= The request =
Extract every line of the listing below that contains the word "icon".
____ The records
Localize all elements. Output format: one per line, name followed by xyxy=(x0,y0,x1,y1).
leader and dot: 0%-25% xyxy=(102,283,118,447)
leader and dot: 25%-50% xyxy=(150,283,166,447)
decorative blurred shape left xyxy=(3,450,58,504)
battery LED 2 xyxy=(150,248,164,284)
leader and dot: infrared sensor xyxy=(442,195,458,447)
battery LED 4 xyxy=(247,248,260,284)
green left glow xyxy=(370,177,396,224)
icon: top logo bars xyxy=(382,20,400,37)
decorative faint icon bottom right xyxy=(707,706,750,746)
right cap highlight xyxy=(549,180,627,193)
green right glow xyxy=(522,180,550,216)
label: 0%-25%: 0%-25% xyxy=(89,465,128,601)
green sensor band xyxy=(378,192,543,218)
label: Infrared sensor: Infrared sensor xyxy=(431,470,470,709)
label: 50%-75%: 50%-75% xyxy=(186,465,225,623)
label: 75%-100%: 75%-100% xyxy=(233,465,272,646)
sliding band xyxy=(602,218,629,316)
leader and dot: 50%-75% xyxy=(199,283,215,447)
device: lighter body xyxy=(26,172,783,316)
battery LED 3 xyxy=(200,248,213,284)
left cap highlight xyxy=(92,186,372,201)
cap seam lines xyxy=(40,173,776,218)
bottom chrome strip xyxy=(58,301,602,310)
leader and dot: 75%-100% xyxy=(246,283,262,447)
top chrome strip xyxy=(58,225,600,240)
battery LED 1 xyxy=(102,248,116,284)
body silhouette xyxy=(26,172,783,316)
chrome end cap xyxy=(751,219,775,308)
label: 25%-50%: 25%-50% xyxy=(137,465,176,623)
________
= Written response =
icon: top logo bars xyxy=(382,20,400,37)
decorative faint icon bottom right xyxy=(707,706,750,746)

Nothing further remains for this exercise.